● **Stated exercise**:
Retype each entry below exactly as it stands.

● **Raw records**:
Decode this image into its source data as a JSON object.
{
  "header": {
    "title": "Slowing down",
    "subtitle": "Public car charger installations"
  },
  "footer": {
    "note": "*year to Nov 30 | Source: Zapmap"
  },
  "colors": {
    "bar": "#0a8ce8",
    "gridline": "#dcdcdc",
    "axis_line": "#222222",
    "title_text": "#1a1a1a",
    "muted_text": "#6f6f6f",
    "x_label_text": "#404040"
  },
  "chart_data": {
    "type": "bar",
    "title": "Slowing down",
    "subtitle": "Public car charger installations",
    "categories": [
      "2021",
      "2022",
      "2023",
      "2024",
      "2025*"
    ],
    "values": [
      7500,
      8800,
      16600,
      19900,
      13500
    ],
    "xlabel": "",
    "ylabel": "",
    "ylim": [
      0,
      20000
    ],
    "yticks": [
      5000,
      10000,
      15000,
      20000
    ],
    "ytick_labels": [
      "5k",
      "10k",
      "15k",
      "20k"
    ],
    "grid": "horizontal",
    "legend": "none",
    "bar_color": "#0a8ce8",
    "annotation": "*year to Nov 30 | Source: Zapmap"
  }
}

● **Output for this task**:
Decode this image into its source data as a JSON object.
{
  "header": {
    "title": "Slowing down",
    "subtitle": "Public car charger installations"
  },
  "footer": {
    "note": "*year to Nov 30 | Source: Zapmap"
  },
  "colors": {
    "bar": "#0a8ce8",
    "gridline": "#dcdcdc",
    "axis_line": "#222222",
    "title_text": "#1a1a1a",
    "muted_text": "#6f6f6f",
    "x_label_text": "#404040"
  },
  "chart_data": {
    "type": "bar",
    "title": "Slowing down",
    "subtitle": "Public car charger installations",
    "categories": [
      "2021",
      "2022",
      "2023",
      "2024",
      "2025*"
    ],
    "values": [
      7500,
      8800,
      16600,
      19900,
      13500
    ],
    "xlabel": "",
    "ylabel": "",
    "ylim": [
      0,
      20000
    ],
    "yticks": [
      5000,
      10000,
      15000,
      20000
    ],
    "ytick_labels": [
      "5k",
      "10k",
      "15k",
      "20k"
    ],
    "grid": "horizontal",
    "legend": "none",
    "bar_color": "#0a8ce8",
    "annotation": "*year to Nov 30 | Source: Zapmap"
  }
}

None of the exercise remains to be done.